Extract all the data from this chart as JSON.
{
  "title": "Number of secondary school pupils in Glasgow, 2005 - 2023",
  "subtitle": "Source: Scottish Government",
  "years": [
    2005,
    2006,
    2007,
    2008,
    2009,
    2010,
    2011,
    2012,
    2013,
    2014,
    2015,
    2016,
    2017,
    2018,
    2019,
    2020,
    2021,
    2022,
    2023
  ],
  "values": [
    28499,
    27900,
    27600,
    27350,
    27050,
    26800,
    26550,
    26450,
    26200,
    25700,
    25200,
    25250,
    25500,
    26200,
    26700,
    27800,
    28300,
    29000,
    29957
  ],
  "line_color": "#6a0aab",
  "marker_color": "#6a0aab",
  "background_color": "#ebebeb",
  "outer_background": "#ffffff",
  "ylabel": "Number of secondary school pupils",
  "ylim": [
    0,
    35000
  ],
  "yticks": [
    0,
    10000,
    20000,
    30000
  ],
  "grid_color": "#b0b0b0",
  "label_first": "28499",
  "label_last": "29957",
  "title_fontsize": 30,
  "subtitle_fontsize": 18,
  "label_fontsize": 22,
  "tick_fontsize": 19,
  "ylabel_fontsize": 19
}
──────────────────────────────
■ WORK TO DO
Transcribe the data. Leave every line exactly as it is.

■ FULL RESPONSE
Extract all the data from this chart as JSON.
{
  "title": "Number of secondary school pupils in Glasgow, 2005 - 2023",
  "subtitle": "Source: Scottish Government",
  "years": [
    2005,
    2006,
    2007,
    2008,
    2009,
    2010,
    2011,
    2012,
    2013,
    2014,
    2015,
    2016,
    2017,
    2018,
    2019,
    2020,
    2021,
    2022,
    2023
  ],
  "values": [
    28499,
    27900,
    27600,
    27350,
    27050,
    26800,
    26550,
    26450,
    26200,
    25700,
    25200,
    25250,
    25500,
    26200,
    26700,
    27800,
    28300,
    29000,
    29957
  ],
  "line_color": "#6a0aab",
  "marker_color": "#6a0aab",
  "background_color": "#ebebeb",
  "outer_background": "#ffffff",
  "ylabel": "Number of secondary school pupils",
  "ylim": [
    0,
    35000
  ],
  "yticks": [
    0,
    10000,
    20000,
    30000
  ],
  "grid_color": "#b0b0b0",
  "label_first": "28499",
  "label_last": "29957",
  "title_fontsize": 30,
  "subtitle_fontsize": 18,
  "label_fontsize": 22,
  "tick_fontsize": 19,
  "ylabel_fontsize": 19
}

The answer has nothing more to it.